▶ **Goal**
Pick out the lines containing "legend".

%%

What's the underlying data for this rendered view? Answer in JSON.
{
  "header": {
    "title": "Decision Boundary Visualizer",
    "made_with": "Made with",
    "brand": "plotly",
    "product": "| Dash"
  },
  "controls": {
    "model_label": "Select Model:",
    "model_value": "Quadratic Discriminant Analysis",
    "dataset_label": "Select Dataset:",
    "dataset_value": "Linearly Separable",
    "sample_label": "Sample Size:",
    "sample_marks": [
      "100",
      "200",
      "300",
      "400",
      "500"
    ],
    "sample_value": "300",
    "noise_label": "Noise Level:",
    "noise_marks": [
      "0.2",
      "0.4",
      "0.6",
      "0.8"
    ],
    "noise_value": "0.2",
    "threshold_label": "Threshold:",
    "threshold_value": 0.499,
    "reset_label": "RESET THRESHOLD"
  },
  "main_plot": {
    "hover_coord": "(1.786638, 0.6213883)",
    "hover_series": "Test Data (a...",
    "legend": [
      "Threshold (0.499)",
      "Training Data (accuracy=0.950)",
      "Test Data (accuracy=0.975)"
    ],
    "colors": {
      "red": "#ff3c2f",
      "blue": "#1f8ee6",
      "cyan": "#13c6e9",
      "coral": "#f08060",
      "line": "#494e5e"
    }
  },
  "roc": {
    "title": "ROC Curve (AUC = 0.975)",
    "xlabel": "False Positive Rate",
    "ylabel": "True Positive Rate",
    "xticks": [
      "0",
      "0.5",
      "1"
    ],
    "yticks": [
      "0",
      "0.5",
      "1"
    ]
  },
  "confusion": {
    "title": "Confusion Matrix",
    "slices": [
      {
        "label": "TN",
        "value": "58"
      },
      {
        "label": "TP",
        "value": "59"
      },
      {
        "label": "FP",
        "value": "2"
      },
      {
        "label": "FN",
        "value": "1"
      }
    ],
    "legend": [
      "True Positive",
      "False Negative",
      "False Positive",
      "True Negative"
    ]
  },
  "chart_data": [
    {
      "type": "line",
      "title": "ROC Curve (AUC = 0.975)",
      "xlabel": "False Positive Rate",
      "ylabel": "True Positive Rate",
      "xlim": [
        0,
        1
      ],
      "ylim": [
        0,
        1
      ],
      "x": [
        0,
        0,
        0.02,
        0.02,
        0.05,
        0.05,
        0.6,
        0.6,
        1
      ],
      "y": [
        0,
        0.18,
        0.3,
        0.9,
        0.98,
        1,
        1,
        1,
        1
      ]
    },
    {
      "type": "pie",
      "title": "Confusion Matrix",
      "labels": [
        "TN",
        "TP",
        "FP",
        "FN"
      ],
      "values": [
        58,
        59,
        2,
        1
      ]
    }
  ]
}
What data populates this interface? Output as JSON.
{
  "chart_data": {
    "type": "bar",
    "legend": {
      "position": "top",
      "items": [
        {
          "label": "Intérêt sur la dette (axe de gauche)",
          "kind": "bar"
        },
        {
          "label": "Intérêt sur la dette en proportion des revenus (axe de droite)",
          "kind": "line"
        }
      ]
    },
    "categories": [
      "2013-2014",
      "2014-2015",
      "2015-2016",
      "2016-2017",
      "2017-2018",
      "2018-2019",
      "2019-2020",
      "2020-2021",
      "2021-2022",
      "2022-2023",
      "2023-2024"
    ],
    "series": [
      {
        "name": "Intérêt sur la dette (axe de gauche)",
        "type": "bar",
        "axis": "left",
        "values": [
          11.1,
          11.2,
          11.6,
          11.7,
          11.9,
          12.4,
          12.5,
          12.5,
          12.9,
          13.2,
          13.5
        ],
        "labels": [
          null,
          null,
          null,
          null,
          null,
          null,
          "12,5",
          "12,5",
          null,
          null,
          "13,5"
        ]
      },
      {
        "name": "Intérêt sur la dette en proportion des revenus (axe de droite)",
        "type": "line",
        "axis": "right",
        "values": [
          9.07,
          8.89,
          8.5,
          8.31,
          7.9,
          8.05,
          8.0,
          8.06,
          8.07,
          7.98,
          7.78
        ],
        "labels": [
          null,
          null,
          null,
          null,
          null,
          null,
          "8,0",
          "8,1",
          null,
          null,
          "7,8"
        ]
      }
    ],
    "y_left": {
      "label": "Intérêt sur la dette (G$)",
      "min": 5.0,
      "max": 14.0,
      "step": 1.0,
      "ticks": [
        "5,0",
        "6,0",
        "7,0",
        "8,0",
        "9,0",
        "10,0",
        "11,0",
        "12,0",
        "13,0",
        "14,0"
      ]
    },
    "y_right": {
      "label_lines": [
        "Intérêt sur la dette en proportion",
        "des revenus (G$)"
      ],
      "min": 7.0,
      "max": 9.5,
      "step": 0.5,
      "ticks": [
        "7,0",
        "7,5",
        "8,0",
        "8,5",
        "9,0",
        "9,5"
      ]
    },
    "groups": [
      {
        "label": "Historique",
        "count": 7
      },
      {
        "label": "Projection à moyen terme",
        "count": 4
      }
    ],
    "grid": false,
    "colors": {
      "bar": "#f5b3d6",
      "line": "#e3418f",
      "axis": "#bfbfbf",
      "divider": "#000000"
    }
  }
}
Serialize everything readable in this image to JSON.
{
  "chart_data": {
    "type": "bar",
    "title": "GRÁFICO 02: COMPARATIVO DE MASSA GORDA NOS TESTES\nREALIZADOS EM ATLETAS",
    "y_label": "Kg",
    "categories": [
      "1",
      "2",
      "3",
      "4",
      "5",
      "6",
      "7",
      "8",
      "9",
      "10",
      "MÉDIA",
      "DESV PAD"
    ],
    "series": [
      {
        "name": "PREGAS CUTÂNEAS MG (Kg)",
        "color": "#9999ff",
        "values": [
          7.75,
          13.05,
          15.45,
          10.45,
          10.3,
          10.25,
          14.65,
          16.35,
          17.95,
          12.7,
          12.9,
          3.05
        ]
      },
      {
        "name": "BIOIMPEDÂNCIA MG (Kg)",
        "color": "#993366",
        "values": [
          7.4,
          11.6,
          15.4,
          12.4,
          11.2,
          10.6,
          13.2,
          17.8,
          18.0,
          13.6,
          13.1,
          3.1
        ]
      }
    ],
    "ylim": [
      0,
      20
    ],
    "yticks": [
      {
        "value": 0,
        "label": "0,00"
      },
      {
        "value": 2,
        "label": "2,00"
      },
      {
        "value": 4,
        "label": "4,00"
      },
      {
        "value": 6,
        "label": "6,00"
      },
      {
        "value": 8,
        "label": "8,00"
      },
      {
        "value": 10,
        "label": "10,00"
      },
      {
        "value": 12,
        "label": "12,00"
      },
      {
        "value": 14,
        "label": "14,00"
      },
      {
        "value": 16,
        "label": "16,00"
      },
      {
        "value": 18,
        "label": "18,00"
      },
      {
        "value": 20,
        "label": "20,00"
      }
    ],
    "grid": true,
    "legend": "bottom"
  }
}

%%

▶ **Right answer**
    "legend": [
    "legend": [
    "legend": {
    "legend": "bottom"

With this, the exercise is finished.